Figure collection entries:
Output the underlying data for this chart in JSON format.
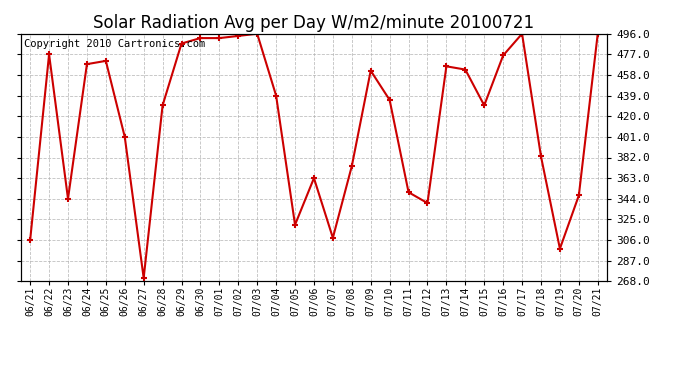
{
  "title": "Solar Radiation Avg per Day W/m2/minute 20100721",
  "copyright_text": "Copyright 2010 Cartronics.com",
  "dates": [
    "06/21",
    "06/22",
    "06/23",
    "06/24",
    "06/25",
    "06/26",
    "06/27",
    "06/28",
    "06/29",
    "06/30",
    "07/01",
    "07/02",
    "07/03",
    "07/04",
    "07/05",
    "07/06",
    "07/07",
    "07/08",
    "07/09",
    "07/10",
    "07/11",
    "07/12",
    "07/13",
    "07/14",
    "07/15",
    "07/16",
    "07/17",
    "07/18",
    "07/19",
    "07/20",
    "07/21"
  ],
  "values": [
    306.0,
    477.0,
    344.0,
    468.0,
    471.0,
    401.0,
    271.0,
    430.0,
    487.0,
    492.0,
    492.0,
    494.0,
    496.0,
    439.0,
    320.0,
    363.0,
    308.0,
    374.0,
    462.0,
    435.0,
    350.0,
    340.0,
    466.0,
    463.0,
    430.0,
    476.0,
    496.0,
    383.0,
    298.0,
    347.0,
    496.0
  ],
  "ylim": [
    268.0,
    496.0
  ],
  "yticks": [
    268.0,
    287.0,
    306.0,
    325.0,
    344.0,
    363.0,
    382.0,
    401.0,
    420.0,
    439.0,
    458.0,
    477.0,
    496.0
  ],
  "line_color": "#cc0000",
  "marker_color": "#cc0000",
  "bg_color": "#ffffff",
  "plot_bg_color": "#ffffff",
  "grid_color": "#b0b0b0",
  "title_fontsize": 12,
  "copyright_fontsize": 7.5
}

◆ **Task to carry out**: Exactly as written, return every line of the listing, but not the pictures.

◆ **Answer in full**:
Output the underlying data for this chart in JSON format.
{
  "title": "Solar Radiation Avg per Day W/m2/minute 20100721",
  "copyright_text": "Copyright 2010 Cartronics.com",
  "dates": [
    "06/21",
    "06/22",
    "06/23",
    "06/24",
    "06/25",
    "06/26",
    "06/27",
    "06/28",
    "06/29",
    "06/30",
    "07/01",
    "07/02",
    "07/03",
    "07/04",
    "07/05",
    "07/06",
    "07/07",
    "07/08",
    "07/09",
    "07/10",
    "07/11",
    "07/12",
    "07/13",
    "07/14",
    "07/15",
    "07/16",
    "07/17",
    "07/18",
    "07/19",
    "07/20",
    "07/21"
  ],
  "values": [
    306.0,
    477.0,
    344.0,
    468.0,
    471.0,
    401.0,
    271.0,
    430.0,
    487.0,
    492.0,
    492.0,
    494.0,
    496.0,
    439.0,
    320.0,
    363.0,
    308.0,
    374.0,
    462.0,
    435.0,
    350.0,
    340.0,
    466.0,
    463.0,
    430.0,
    476.0,
    496.0,
    383.0,
    298.0,
    347.0,
    496.0
  ],
  "ylim": [
    268.0,
    496.0
  ],
  "yticks": [
    268.0,
    287.0,
    306.0,
    325.0,
    344.0,
    363.0,
    382.0,
    401.0,
    420.0,
    439.0,
    458.0,
    477.0,
    496.0
  ],
  "line_color": "#cc0000",
  "marker_color": "#cc0000",
  "bg_color": "#ffffff",
  "plot_bg_color": "#ffffff",
  "grid_color": "#b0b0b0",
  "title_fontsize": 12,
  "copyright_fontsize": 7.5
}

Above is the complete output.